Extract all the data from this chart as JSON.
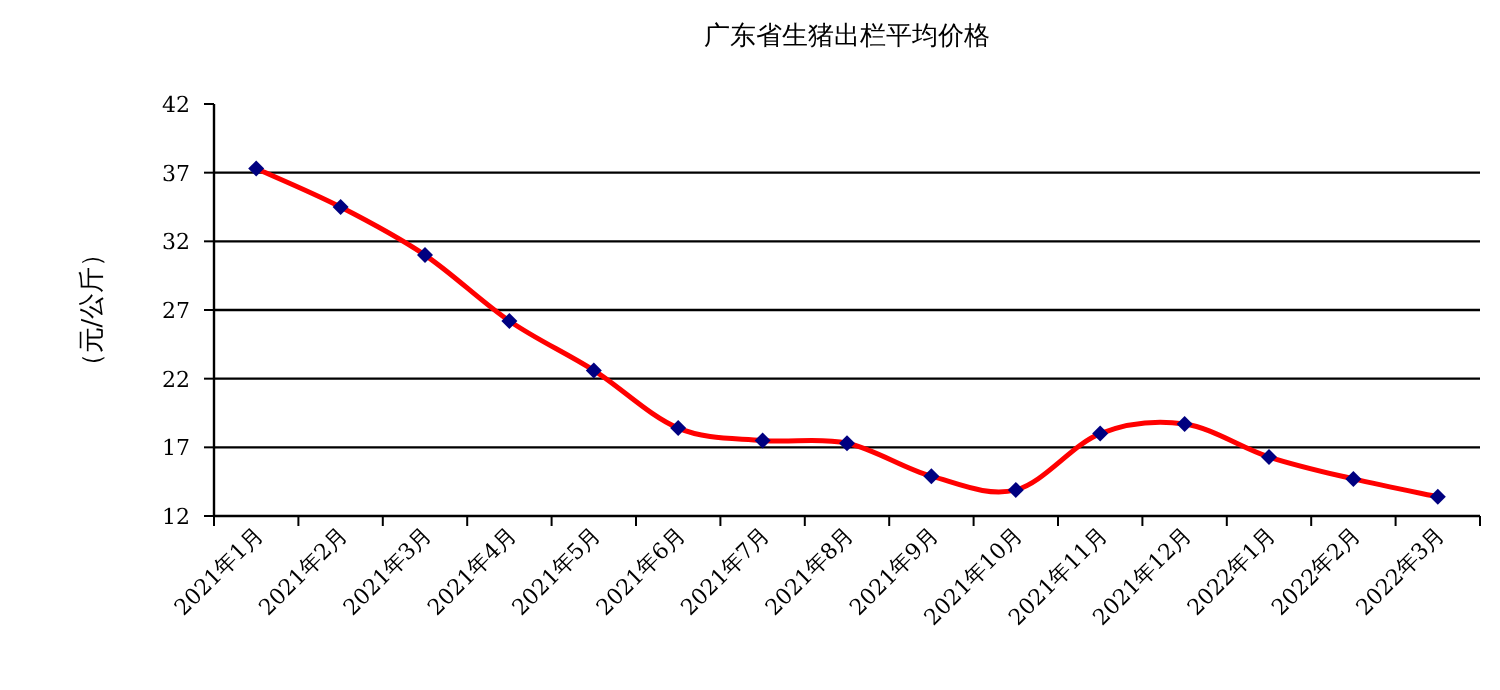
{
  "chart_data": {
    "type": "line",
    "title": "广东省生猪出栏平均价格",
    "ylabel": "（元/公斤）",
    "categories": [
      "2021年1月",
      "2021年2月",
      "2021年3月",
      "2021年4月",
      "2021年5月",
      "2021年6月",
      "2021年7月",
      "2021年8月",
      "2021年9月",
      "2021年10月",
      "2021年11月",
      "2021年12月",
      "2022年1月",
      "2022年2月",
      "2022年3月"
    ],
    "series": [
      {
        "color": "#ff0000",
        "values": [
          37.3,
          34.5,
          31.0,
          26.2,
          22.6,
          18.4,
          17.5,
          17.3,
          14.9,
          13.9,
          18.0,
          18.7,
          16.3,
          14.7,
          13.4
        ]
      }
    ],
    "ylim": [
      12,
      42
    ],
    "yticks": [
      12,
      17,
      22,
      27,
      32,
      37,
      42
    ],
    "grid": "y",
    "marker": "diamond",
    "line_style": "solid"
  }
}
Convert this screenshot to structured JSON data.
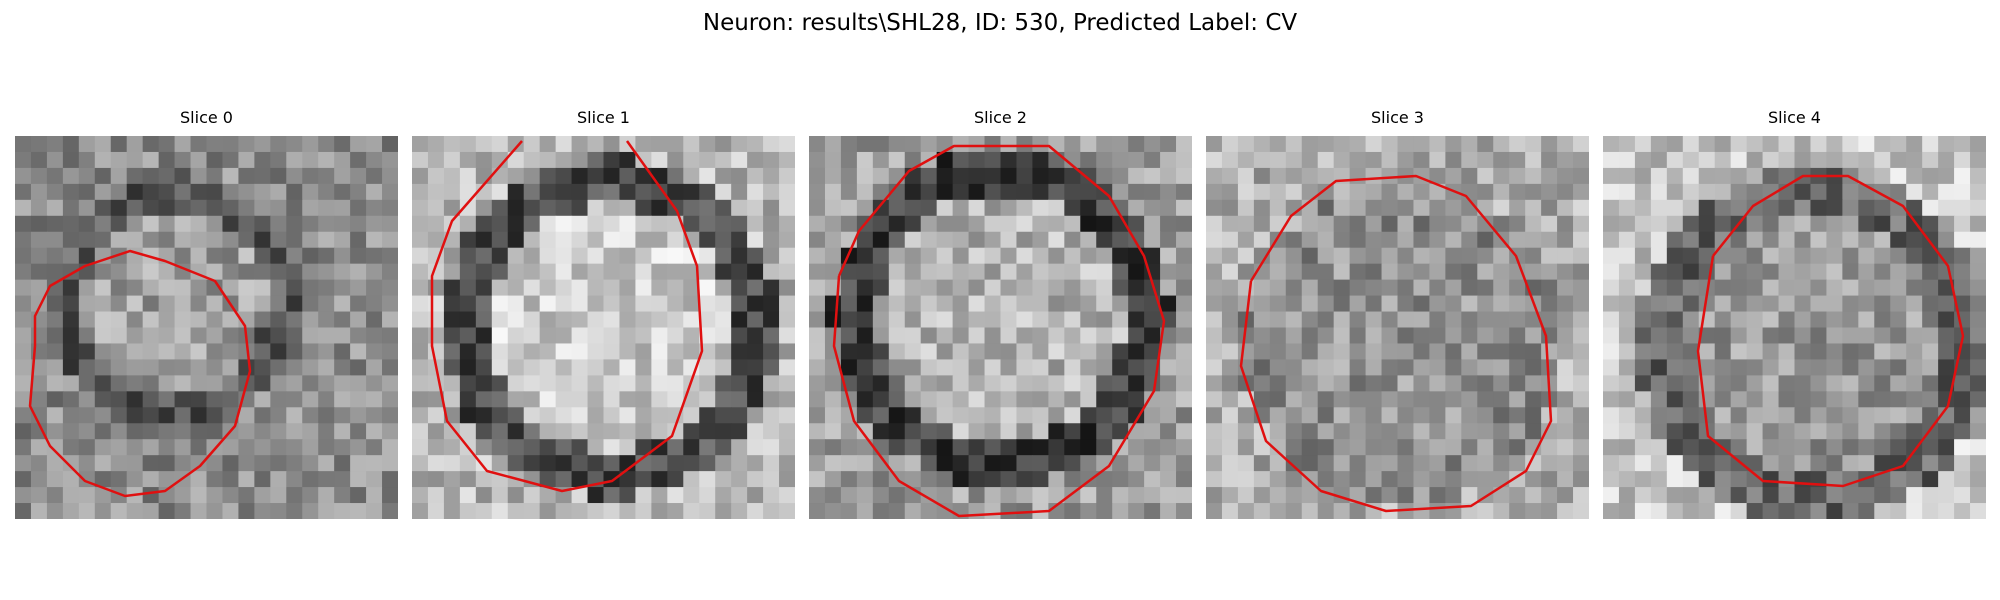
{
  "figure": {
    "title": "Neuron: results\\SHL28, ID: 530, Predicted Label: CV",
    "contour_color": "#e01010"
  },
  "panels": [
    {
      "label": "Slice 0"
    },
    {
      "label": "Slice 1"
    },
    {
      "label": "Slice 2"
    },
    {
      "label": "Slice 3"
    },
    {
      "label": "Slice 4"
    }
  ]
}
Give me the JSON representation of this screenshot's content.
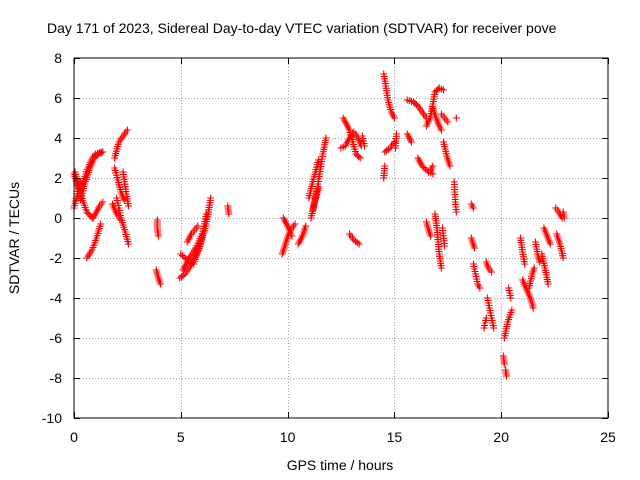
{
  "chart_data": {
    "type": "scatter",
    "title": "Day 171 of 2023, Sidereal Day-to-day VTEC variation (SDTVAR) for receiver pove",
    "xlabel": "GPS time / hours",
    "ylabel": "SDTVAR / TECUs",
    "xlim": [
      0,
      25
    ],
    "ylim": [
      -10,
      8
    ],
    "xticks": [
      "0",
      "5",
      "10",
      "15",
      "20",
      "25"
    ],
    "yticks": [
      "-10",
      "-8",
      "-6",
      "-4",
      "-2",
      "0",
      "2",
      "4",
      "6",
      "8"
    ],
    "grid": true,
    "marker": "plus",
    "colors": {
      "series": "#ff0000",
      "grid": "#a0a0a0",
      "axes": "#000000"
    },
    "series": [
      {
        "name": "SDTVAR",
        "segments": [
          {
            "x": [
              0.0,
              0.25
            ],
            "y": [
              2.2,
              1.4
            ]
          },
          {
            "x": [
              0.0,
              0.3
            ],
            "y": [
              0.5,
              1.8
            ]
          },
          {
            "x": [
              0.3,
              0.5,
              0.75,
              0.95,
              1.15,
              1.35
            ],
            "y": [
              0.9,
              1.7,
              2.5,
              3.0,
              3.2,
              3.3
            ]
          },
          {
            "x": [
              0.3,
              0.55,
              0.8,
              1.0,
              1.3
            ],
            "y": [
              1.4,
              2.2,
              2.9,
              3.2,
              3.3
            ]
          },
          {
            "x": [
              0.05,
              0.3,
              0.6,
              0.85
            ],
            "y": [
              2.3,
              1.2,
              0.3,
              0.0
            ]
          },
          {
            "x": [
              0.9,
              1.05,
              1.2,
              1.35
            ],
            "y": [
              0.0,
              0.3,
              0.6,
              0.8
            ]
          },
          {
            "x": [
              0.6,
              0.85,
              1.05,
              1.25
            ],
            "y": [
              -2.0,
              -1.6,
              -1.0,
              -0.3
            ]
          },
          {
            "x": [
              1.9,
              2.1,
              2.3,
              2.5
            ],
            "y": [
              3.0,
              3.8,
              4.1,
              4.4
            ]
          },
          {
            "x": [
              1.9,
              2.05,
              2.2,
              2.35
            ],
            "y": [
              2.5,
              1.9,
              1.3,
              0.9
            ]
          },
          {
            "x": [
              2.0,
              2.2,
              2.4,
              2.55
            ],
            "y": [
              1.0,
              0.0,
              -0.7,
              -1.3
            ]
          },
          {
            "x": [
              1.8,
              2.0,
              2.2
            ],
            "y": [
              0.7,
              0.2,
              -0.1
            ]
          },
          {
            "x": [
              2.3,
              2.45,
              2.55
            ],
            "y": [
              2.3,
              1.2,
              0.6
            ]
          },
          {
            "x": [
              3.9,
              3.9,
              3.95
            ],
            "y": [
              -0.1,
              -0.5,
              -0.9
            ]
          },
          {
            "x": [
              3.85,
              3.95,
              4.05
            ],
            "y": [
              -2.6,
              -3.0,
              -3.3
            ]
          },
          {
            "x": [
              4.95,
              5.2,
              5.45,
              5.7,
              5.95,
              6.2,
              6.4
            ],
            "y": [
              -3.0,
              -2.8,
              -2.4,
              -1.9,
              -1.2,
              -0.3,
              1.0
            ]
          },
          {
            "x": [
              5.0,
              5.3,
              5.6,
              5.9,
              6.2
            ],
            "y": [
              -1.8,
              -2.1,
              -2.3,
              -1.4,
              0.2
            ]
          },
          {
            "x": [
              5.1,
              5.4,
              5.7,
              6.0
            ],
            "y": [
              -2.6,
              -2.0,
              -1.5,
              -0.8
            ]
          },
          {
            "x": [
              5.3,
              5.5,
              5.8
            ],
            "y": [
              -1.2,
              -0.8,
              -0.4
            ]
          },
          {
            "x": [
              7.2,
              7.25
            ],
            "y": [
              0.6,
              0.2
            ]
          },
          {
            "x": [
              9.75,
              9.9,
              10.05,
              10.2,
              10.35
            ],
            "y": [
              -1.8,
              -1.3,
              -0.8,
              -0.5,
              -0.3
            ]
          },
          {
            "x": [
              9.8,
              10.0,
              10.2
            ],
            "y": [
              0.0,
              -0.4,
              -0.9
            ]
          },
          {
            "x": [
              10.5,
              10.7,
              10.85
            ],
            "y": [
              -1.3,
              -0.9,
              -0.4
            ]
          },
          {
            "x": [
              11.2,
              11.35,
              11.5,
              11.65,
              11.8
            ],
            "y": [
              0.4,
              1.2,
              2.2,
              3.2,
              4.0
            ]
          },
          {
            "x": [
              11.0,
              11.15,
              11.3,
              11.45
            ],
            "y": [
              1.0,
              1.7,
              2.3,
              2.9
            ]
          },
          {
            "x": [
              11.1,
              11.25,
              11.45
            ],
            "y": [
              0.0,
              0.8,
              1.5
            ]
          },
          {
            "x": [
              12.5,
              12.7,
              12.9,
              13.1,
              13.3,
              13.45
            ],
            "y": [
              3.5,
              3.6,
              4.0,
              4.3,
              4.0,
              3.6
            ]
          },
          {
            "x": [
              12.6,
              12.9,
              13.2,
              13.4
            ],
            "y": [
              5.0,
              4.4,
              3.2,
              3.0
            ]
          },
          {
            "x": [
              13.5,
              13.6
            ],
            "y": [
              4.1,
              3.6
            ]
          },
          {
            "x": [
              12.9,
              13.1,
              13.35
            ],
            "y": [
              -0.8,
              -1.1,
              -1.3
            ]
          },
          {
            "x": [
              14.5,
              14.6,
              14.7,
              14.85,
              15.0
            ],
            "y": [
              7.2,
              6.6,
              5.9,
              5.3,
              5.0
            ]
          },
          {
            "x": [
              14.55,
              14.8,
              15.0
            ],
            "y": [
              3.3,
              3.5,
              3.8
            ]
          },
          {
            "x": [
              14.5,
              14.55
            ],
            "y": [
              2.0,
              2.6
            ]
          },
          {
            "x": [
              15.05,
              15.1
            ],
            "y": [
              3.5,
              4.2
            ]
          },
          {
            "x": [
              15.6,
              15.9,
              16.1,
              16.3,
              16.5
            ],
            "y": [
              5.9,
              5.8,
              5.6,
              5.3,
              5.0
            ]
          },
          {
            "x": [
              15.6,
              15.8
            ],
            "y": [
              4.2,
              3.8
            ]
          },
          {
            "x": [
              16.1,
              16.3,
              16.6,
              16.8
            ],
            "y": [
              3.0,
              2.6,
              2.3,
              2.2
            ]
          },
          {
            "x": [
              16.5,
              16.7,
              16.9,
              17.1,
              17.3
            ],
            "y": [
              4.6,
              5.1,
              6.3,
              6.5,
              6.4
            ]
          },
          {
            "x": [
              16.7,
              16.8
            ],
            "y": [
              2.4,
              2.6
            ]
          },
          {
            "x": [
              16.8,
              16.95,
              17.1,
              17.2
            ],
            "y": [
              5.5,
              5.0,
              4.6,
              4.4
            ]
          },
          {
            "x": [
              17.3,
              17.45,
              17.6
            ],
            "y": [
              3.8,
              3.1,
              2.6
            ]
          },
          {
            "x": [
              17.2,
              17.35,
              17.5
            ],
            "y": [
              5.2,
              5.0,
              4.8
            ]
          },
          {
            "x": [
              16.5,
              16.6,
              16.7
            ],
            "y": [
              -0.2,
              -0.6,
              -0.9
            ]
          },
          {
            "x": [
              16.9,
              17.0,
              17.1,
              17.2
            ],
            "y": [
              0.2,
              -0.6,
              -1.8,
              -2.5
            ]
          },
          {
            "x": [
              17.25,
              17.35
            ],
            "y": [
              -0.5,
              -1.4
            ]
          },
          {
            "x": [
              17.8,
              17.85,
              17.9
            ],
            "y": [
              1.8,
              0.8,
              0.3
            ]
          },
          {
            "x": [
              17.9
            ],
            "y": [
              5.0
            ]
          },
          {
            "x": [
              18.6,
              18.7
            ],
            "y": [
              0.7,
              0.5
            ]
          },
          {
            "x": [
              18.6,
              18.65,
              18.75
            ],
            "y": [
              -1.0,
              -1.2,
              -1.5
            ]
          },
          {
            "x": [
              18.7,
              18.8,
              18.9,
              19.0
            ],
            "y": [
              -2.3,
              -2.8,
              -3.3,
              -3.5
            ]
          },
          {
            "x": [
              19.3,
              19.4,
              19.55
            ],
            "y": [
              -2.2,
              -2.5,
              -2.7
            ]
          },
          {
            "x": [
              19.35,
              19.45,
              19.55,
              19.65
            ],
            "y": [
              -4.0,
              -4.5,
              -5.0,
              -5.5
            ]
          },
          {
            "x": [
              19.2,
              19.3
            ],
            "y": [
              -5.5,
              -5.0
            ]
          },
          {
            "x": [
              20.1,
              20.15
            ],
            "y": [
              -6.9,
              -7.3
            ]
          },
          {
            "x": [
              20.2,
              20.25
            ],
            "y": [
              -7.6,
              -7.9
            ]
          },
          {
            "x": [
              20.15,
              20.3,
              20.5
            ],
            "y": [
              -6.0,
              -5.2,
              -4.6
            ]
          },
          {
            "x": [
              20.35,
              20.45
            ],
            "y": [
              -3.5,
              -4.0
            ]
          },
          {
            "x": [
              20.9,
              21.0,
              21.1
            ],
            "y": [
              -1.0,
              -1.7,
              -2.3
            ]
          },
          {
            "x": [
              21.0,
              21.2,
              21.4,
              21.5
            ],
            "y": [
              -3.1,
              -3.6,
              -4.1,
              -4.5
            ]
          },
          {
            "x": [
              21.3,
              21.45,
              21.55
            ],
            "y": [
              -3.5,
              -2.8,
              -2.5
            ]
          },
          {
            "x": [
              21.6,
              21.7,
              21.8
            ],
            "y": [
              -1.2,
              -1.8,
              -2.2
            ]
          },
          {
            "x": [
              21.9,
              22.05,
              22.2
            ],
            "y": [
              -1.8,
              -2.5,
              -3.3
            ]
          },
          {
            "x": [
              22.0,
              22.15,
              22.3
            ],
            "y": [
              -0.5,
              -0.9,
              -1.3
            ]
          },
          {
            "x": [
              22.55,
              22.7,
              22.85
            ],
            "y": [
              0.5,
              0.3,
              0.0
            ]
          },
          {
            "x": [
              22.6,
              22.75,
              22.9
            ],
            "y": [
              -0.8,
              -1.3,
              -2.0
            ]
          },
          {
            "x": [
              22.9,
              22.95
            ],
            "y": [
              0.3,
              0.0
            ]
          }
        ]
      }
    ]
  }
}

:::

AIM: Pick out all lines from the data above in which the word "JSON" appears.

WORKED SOLUTION:
Extract all the data from this chart as JSON.
Convert this screenshot to structured JSON data.
Give me the JSON representation of this screenshot's content.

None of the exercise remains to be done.